EXERCISE TASK →
Reproduce the records below exactly, leaving out any pictures.

Saved entries →
** BEGIN **

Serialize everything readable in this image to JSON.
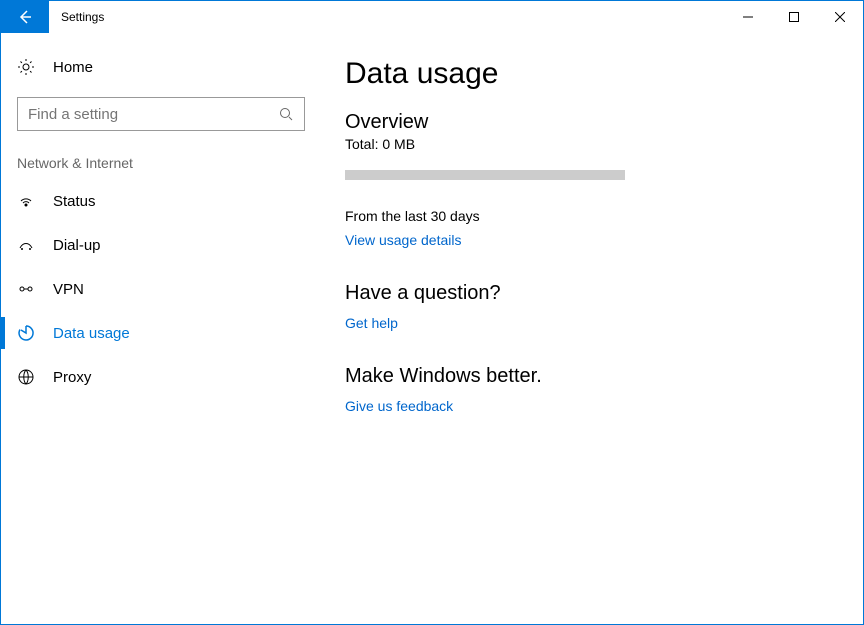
{
  "window": {
    "title": "Settings"
  },
  "sidebar": {
    "home": "Home",
    "search_placeholder": "Find a setting",
    "section": "Network & Internet",
    "items": [
      {
        "label": "Status"
      },
      {
        "label": "Dial-up"
      },
      {
        "label": "VPN"
      },
      {
        "label": "Data usage"
      },
      {
        "label": "Proxy"
      }
    ]
  },
  "main": {
    "title": "Data usage",
    "overview_heading": "Overview",
    "total": "Total: 0 MB",
    "period": "From the last 30 days",
    "details_link": "View usage details",
    "question_heading": "Have a question?",
    "help_link": "Get help",
    "feedback_heading": "Make Windows better.",
    "feedback_link": "Give us feedback"
  }
}
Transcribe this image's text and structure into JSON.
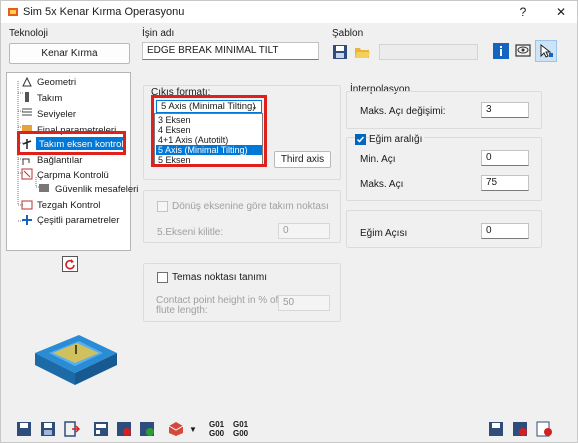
{
  "window": {
    "title": "Sim 5x Kenar Kırma Operasyonu",
    "help": "?",
    "close": "✕"
  },
  "technology": {
    "label": "Teknoloji",
    "button": "Kenar Kırma"
  },
  "job_name": {
    "label": "İşin adı",
    "value": "EDGE BREAK MINIMAL TILT"
  },
  "template": {
    "label": "Şablon"
  },
  "tree": {
    "items": [
      "Geometri",
      "Takım",
      "Seviyeler",
      "Final parametreleri",
      "Takım eksen kontrolü",
      "Bağlantılar",
      "Çarpma Kontrolü",
      "Güvenlik mesafeleri",
      "Tezgah Kontrol",
      "Çeşitli parametreler"
    ]
  },
  "output_format": {
    "label": "Çıkış formatı:",
    "selected": "5 Axis (Minimal Tilting)",
    "options": [
      "3 Eksen",
      "4 Eksen",
      "4+1 Axis (Autotilt)",
      "5 Axis (Minimal Tilting)",
      "5 Eksen"
    ],
    "selected_index": 3
  },
  "third_axis_button": "Third axis",
  "rotation": {
    "checkbox_label": "Dönüş eksenine göre takım noktası",
    "lock_label": "5.Ekseni kilitle:",
    "lock_value": "0"
  },
  "contact": {
    "checkbox_label": "Temas noktası tanımı",
    "height_label_1": "Contact point height in % of",
    "height_label_2": "flute length:",
    "height_value": "50"
  },
  "interpolation": {
    "label": "İnterpolasyon",
    "max_angle_change_label": "Maks. Açı değişimi:",
    "max_angle_change_value": "3",
    "tilt_range_label": "Eğim aralığı",
    "tilt_range_checked": true,
    "min_angle_label": "Min. Açı",
    "min_angle_value": "0",
    "max_angle_label": "Maks. Açı",
    "max_angle_value": "75",
    "tilt_angle_label": "Eğim Açısı",
    "tilt_angle_value": "0"
  },
  "bottom": {
    "g01": "G01",
    "g00": "G00",
    "g01b": "G01",
    "g00b": "G00"
  },
  "colors": {
    "highlight": "#e0201c",
    "selection": "#0078d7",
    "checkbox": "#0067c0"
  }
}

** END **

SOLUTION FOR THIS EXERCISE →
Serialize everything readable in this image to JSON.
{
  "window": {
    "title": "Settings"
  },
  "sidebar": {
    "home": "Home",
    "search_placeholder": "Find a setting",
    "section": "Network & Internet",
    "items": [
      {
        "label": "Status"
      },
      {
        "label": "Dial-up"
      },
      {
        "label": "VPN"
      },
      {
        "label": "Data usage"
      },
      {
        "label": "Proxy"
      }
    ]
  },
  "main": {
    "title": "Data usage",
    "overview_heading": "Overview",
    "total": "Total: 0 MB",
    "period": "From the last 30 days",
    "details_link": "View usage details",
    "question_heading": "Have a question?",
    "help_link": "Get help",
    "feedback_heading": "Make Windows better.",
    "feedback_link": "Give us feedback"
  }
}
Transcribe this image's text and structure into JSON.
{
  "window": {
    "title": "Sim 5x Kenar Kırma Operasyonu",
    "help": "?",
    "close": "✕"
  },
  "technology": {
    "label": "Teknoloji",
    "button": "Kenar Kırma"
  },
  "job_name": {
    "label": "İşin adı",
    "value": "EDGE BREAK MINIMAL TILT"
  },
  "template": {
    "label": "Şablon"
  },
  "tree": {
    "items": [
      "Geometri",
      "Takım",
      "Seviyeler",
      "Final parametreleri",
      "Takım eksen kontrolü",
      "Bağlantılar",
      "Çarpma Kontrolü",
      "Güvenlik mesafeleri",
      "Tezgah Kontrol",
      "Çeşitli parametreler"
    ]
  },
  "output_format": {
    "label": "Çıkış formatı:",
    "selected": "5 Axis (Minimal Tilting)",
    "options": [
      "3 Eksen",
      "4 Eksen",
      "4+1 Axis (Autotilt)",
      "5 Axis (Minimal Tilting)",
      "5 Eksen"
    ],
    "selected_index": 3
  },
  "third_axis_button": "Third axis",
  "rotation": {
    "checkbox_label": "Dönüş eksenine göre takım noktası",
    "lock_label": "5.Ekseni kilitle:",
    "lock_value": "0"
  },
  "contact": {
    "checkbox_label": "Temas noktası tanımı",
    "height_label_1": "Contact point height in % of",
    "height_label_2": "flute length:",
    "height_value": "50"
  },
  "interpolation": {
    "label": "İnterpolasyon",
    "max_angle_change_label": "Maks. Açı değişimi:",
    "max_angle_change_value": "3",
    "tilt_range_label": "Eğim aralığı",
    "tilt_range_checked": true,
    "min_angle_label": "Min. Açı",
    "min_angle_value": "0",
    "max_angle_label": "Maks. Açı",
    "max_angle_value": "75",
    "tilt_angle_label": "Eğim Açısı",
    "tilt_angle_value": "0"
  },
  "bottom": {
    "g01": "G01",
    "g00": "G00",
    "g01b": "G01",
    "g00b": "G00"
  },
  "colors": {
    "highlight": "#e0201c",
    "selection": "#0078d7",
    "checkbox": "#0067c0"
  }
}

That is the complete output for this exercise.